● Exercise
Repeat each record below exactly, dropping the pictures.
===
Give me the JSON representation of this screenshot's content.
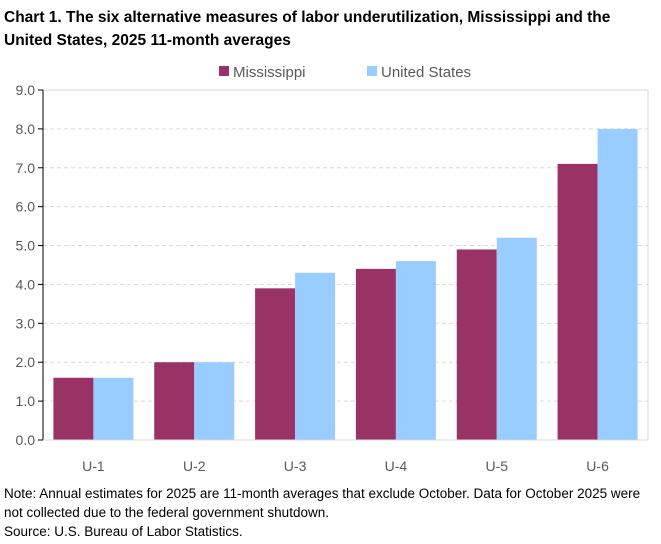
{
  "chart_data": {
    "type": "bar",
    "title": "Chart 1. The six alternative measures of labor underutilization, Mississippi and the United States, 2025 11-month averages",
    "categories": [
      "U-1",
      "U-2",
      "U-3",
      "U-4",
      "U-5",
      "U-6"
    ],
    "series": [
      {
        "name": "Mississippi",
        "color": "#993366",
        "values": [
          1.6,
          2.0,
          3.9,
          4.4,
          4.9,
          7.1
        ]
      },
      {
        "name": "United States",
        "color": "#99ccff",
        "values": [
          1.6,
          2.0,
          4.3,
          4.6,
          5.2,
          8.0
        ]
      }
    ],
    "ylim": [
      0,
      9
    ],
    "yticks": [
      "0.0",
      "1.0",
      "2.0",
      "3.0",
      "4.0",
      "5.0",
      "6.0",
      "7.0",
      "8.0",
      "9.0"
    ],
    "grid": true,
    "legend": "top-center"
  },
  "notes": {
    "note": "Note: Annual estimates for 2025 are 11-month averages that exclude October. Data for October 2025 were not collected due to the federal government shutdown.",
    "source": "Source: U.S. Bureau of Labor Statistics."
  }
}
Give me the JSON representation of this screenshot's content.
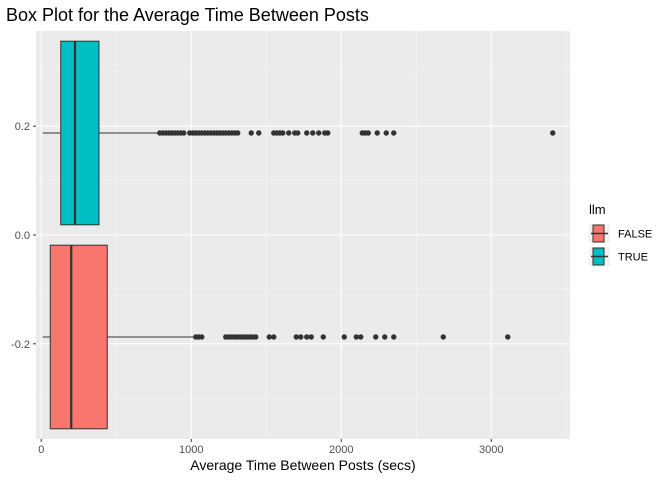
{
  "chart_data": {
    "type": "boxplot",
    "orientation": "horizontal",
    "title": "Box Plot for the Average Time Between Posts",
    "xlabel": "Average Time Between Posts (secs)",
    "ylabel": "",
    "xlim": [
      -35,
      3525
    ],
    "ylim": [
      -0.375,
      0.375
    ],
    "x_ticks": [
      0,
      1000,
      2000,
      3000
    ],
    "y_ticks": [
      -0.2,
      0.0,
      0.2
    ],
    "y_tick_labels": [
      "-0.2",
      "0.0",
      "0.2"
    ],
    "grid": true,
    "legend": {
      "title": "llm",
      "placement": "right"
    },
    "series": [
      {
        "name": "FALSE",
        "color": "#F8766D",
        "y_center": -0.1875,
        "box_height": 0.3375,
        "whisker_low": 10,
        "q1": 60,
        "median": 200,
        "q3": 440,
        "whisker_high": 1020,
        "outliers": [
          1030,
          1050,
          1070,
          1230,
          1250,
          1270,
          1290,
          1310,
          1330,
          1350,
          1370,
          1390,
          1410,
          1430,
          1520,
          1550,
          1700,
          1730,
          1770,
          1800,
          1880,
          2020,
          2100,
          2130,
          2230,
          2290,
          2350,
          2680,
          3110
        ]
      },
      {
        "name": "TRUE",
        "color": "#00BFC4",
        "y_center": 0.1875,
        "box_height": 0.3375,
        "whisker_low": 10,
        "q1": 130,
        "median": 225,
        "q3": 385,
        "whisker_high": 780,
        "outliers": [
          790,
          810,
          830,
          850,
          870,
          890,
          910,
          930,
          950,
          990,
          1010,
          1030,
          1050,
          1070,
          1090,
          1110,
          1130,
          1150,
          1170,
          1190,
          1210,
          1230,
          1250,
          1270,
          1290,
          1310,
          1400,
          1450,
          1550,
          1570,
          1590,
          1610,
          1650,
          1690,
          1710,
          1770,
          1810,
          1850,
          1890,
          1910,
          2140,
          2160,
          2180,
          2240,
          2300,
          2350,
          3410
        ]
      }
    ]
  }
}
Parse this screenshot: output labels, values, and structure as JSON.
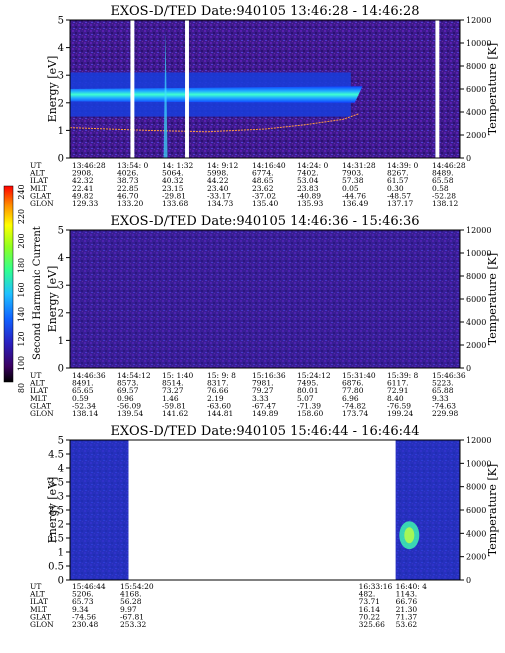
===
● Reply to the task
Give me the JSON representation of this screenshot's content.
{
  "chart_data": {
    "type": "bar",
    "title": "Chart 1. The six alternative measures of labor underutilization, Mississippi and the United States, 2025 11-month averages",
    "categories": [
      "U-1",
      "U-2",
      "U-3",
      "U-4",
      "U-5",
      "U-6"
    ],
    "series": [
      {
        "name": "Mississippi",
        "color": "#993366",
        "values": [
          1.6,
          2.0,
          3.9,
          4.4,
          4.9,
          7.1
        ]
      },
      {
        "name": "United States",
        "color": "#99ccff",
        "values": [
          1.6,
          2.0,
          4.3,
          4.6,
          5.2,
          8.0
        ]
      }
    ],
    "ylim": [
      0,
      9
    ],
    "yticks": [
      "0.0",
      "1.0",
      "2.0",
      "3.0",
      "4.0",
      "5.0",
      "6.0",
      "7.0",
      "8.0",
      "9.0"
    ],
    "grid": true,
    "legend": "top-center"
  },
  "notes": {
    "note": "Note: Annual estimates for 2025 are 11-month averages that exclude October. Data for October 2025 were not collected due to the federal government shutdown.",
    "source": "Source: U.S. Bureau of Labor Statistics."
  }
}
Give me the JSON representation of this screenshot's content.
{
  "chart_data": {
    "type": "boxplot",
    "orientation": "horizontal",
    "title": "Box Plot for the Average Time Between Posts",
    "xlabel": "Average Time Between Posts (secs)",
    "ylabel": "",
    "xlim": [
      -35,
      3525
    ],
    "ylim": [
      -0.375,
      0.375
    ],
    "x_ticks": [
      0,
      1000,
      2000,
      3000
    ],
    "y_ticks": [
      -0.2,
      0.0,
      0.2
    ],
    "y_tick_labels": [
      "-0.2",
      "0.0",
      "0.2"
    ],
    "grid": true,
    "legend": {
      "title": "llm",
      "placement": "right"
    },
    "series": [
      {
        "name": "FALSE",
        "color": "#F8766D",
        "y_center": -0.1875,
        "box_height": 0.3375,
        "whisker_low": 10,
        "q1": 60,
        "median": 200,
        "q3": 440,
        "whisker_high": 1020,
        "outliers": [
          1030,
          1050,
          1070,
          1230,
          1250,
          1270,
          1290,
          1310,
          1330,
          1350,
          1370,
          1390,
          1410,
          1430,
          1520,
          1550,
          1700,
          1730,
          1770,
          1800,
          1880,
          2020,
          2100,
          2130,
          2230,
          2290,
          2350,
          2680,
          3110
        ]
      },
      {
        "name": "TRUE",
        "color": "#00BFC4",
        "y_center": 0.1875,
        "box_height": 0.3375,
        "whisker_low": 10,
        "q1": 130,
        "median": 225,
        "q3": 385,
        "whisker_high": 780,
        "outliers": [
          790,
          810,
          830,
          850,
          870,
          890,
          910,
          930,
          950,
          990,
          1010,
          1030,
          1050,
          1070,
          1090,
          1110,
          1130,
          1150,
          1170,
          1190,
          1210,
          1230,
          1250,
          1270,
          1290,
          1310,
          1400,
          1450,
          1550,
          1570,
          1590,
          1610,
          1650,
          1690,
          1710,
          1770,
          1810,
          1850,
          1890,
          1910,
          2140,
          2160,
          2180,
          2240,
          2300,
          2350,
          3410
        ]
      }
    ]
  }
}
Parse this screenshot: output labels, values, and structure as JSON.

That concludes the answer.